#### DATA FOR REVIEW
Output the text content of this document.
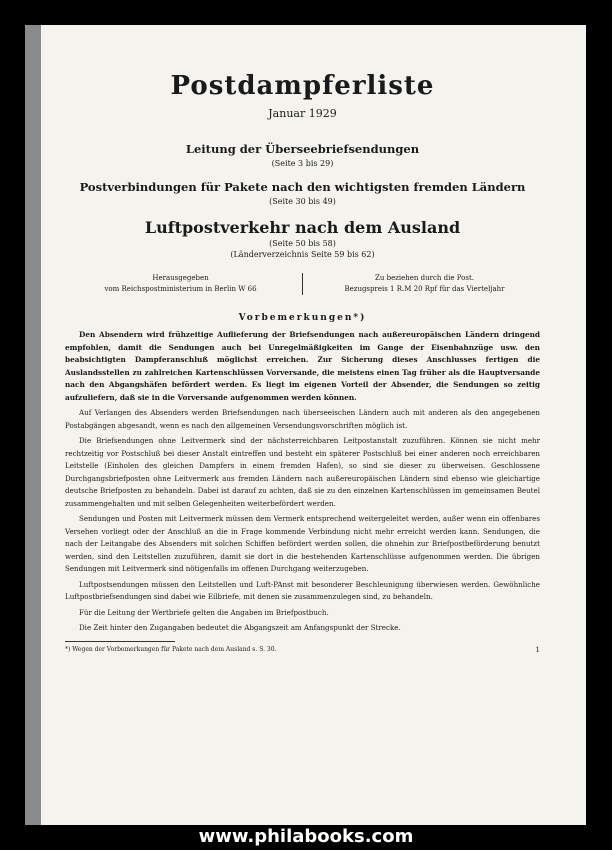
Postdampferliste
Januar 1929
Leitung der Überseebriefsendungen
(Seite 3 bis 29)
Postverbindungen für Pakete nach den wichtigsten fremden Ländern
(Seite 30 bis 49)
Luftpostverkehr nach dem Ausland
(Seite 50 bis 58)
(Länderverzeichnis Seite 59 bis 62)
Herausgegeben
vom Reichspostministerium in Berlin W 66
Zu beziehen durch die Post.
Bezugspreis 1 R.M 20 Rpf für das Vierteljahr
Vorbemerkungen*)

Den Absendern wird frühzeitige Auflieferung der Briefsendungen nach außereuropäischen Ländern dringend empfohlen, damit die Sendungen auch bei Unregelmäßigkeiten im Gange der Eisenbahnzüge usw. den beabsichtigten Dampferanschluß möglichst erreichen. Zur Sicherung dieses Anschlusses fertigen die Auslandsstellen zu zahlreichen Kartenschlüssen Vorversande, die meistens einen Tag früher als die Hauptversande nach den Abgangshäfen befördert werden. Es liegt im eigenen Vorteil der Absender, die Sendungen so zeitig aufzuliefern, daß sie in die Vorversande aufgenommen werden können.

Auf Verlangen des Absenders werden Briefsendungen nach überseeischen Ländern auch mit anderen als den angegebenen Postabgängen abgesandt, wenn es nach den allgemeinen Versendungsvorschriften möglich ist.

Die Briefsendungen ohne Leitvermerk sind der nächsterreichbaren Leitpostanstalt zuzuführen. Können sie nicht mehr rechtzeitig vor Postschluß bei dieser Anstalt eintreffen und besteht ein späterer Postschluß bei einer anderen noch erreichbaren Leitstelle (Einholen des gleichen Dampfers in einem fremden Hafen), so sind sie dieser zu überweisen. Geschlossene Durchgangsbriefposten ohne Leitvermerk aus fremden Ländern nach außereuropäischen Ländern sind ebenso wie gleichartige deutsche Briefposten zu behandeln. Dabei ist darauf zu achten, daß sie zu den einzelnen Kartenschlüssen im gemeinsamen Beutel zusammengehalten und mit selben Gelegenheiten weiterbefördert werden.

Sendungen und Posten mit Leitvermerk müssen dem Vermerk entsprechend weitergeleitet werden, außer wenn ein offenbares Versehen vorliegt oder der Anschluß an die in Frage kommende Verbindung nicht mehr erreicht werden kann. Sendungen, die nach der Leitangabe des Absenders mit solchen Schiffen befördert werden sollen, die ohnehin zur Briefpostbeförderung benutzt werden, sind den Leitstellen zuzuführen, damit sie dort in die bestehenden Kartenschlüsse aufgenommen werden. Die übrigen Sendungen mit Leitvermerk sind nötigenfalls im offenen Durchgang weiterzugeben.

Luftpostsendungen müssen den Leitstellen und Luft-PAnst mit besonderer Beschleunigung überwiesen werden. Gewöhnliche Luftpostbriefsendungen sind dabei wie Eilbriefe, mit denen sie zusammenzulegen sind, zu behandeln.

Für die Leitung der Wertbriefe gelten die Angaben im Briefpostbuch.

Die Zeit hinter den Zugangaben bedeutet die Abgangszeit am Anfangspunkt der Strecke.

*) Wegen der Vorbemerkungen für Pakete nach dem Ausland s. S. 30.	1
www.philabooks.com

#### TASK GOAL
Where the word "Pakete" shows up in a line of the listing, return that line.

#### RESULT OF THE EXERCISE
Postverbindungen für Pakete nach den wichtigsten fremden Ländern
*) Wegen der Vorbemerkungen für Pakete nach dem Ausland s. S. 30.	1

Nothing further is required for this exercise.